All of the material below is to be retyped exactly.

[Data entries]
==============================

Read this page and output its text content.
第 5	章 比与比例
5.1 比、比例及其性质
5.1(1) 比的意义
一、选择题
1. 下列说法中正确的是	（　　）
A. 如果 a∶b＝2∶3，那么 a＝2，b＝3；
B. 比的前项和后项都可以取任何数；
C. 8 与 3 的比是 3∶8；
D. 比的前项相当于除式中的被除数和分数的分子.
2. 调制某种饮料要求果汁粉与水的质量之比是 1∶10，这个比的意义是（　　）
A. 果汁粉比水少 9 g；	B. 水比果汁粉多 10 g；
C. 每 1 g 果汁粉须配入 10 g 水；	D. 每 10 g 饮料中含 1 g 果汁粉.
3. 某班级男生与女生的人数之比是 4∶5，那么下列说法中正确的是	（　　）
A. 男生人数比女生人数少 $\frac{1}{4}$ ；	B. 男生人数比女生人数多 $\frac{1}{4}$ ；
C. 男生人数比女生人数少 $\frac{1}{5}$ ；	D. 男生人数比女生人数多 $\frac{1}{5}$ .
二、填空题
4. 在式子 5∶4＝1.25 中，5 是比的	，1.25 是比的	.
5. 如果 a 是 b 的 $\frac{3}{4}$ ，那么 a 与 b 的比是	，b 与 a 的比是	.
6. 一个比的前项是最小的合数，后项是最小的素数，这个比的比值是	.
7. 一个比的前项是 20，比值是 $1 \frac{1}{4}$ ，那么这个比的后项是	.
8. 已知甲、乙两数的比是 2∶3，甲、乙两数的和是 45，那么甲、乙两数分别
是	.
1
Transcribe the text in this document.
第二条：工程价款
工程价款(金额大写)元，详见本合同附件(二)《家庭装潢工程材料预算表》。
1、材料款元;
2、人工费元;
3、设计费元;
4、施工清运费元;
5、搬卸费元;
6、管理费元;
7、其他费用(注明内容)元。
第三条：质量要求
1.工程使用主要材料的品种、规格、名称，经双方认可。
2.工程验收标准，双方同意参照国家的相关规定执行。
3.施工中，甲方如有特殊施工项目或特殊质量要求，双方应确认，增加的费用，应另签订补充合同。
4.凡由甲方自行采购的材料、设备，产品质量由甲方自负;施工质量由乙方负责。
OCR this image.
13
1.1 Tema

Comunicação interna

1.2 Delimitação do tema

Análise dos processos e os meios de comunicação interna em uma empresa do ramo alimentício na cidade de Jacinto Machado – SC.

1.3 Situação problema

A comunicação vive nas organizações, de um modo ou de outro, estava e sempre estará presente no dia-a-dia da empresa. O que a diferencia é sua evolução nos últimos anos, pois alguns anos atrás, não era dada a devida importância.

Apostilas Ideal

==============================

• Response for this exercise:
Read this page and output its text content.
第 5	章 比与比例
5.1 比、比例及其性质
5.1(1) 比的意义
一、选择题
1. 下列说法中正确的是	（　　）
A. 如果 a∶b＝2∶3，那么 a＝2，b＝3；
B. 比的前项和后项都可以取任何数；
C. 8 与 3 的比是 3∶8；
D. 比的前项相当于除式中的被除数和分数的分子.
2. 调制某种饮料要求果汁粉与水的质量之比是 1∶10，这个比的意义是（　　）
A. 果汁粉比水少 9 g；	B. 水比果汁粉多 10 g；
C. 每 1 g 果汁粉须配入 10 g 水；	D. 每 10 g 饮料中含 1 g 果汁粉.
3. 某班级男生与女生的人数之比是 4∶5，那么下列说法中正确的是	（　　）
A. 男生人数比女生人数少 $\frac{1}{4}$ ；	B. 男生人数比女生人数多 $\frac{1}{4}$ ；
C. 男生人数比女生人数少 $\frac{1}{5}$ ；	D. 男生人数比女生人数多 $\frac{1}{5}$ .
二、填空题
4. 在式子 5∶4＝1.25 中，5 是比的	，1.25 是比的	.
5. 如果 a 是 b 的 $\frac{3}{4}$ ，那么 a 与 b 的比是	，b 与 a 的比是	.
6. 一个比的前项是最小的合数，后项是最小的素数，这个比的比值是	.
7. 一个比的前项是 20，比值是 $1 \frac{1}{4}$ ，那么这个比的后项是	.
8. 已知甲、乙两数的比是 2∶3，甲、乙两数的和是 45，那么甲、乙两数分别
是	.
1
Transcribe the text in this document.
第二条：工程价款
工程价款(金额大写)元，详见本合同附件(二)《家庭装潢工程材料预算表》。
1、材料款元;
2、人工费元;
3、设计费元;
4、施工清运费元;
5、搬卸费元;
6、管理费元;
7、其他费用(注明内容)元。
第三条：质量要求
1.工程使用主要材料的品种、规格、名称，经双方认可。
2.工程验收标准，双方同意参照国家的相关规定执行。
3.施工中，甲方如有特殊施工项目或特殊质量要求，双方应确认，增加的费用，应另签订补充合同。
4.凡由甲方自行采购的材料、设备，产品质量由甲方自负;施工质量由乙方负责。
OCR this image.
13
1.1 Tema

Comunicação interna

1.2 Delimitação do tema

Análise dos processos e os meios de comunicação interna em uma empresa do ramo alimentício na cidade de Jacinto Machado – SC.

1.3 Situação problema

A comunicação vive nas organizações, de um modo ou de outro, estava e sempre estará presente no dia-a-dia da empresa. O que a diferencia é sua evolução nos últimos anos, pois alguns anos atrás, não era dada a devida importância.

Apostilas Ideal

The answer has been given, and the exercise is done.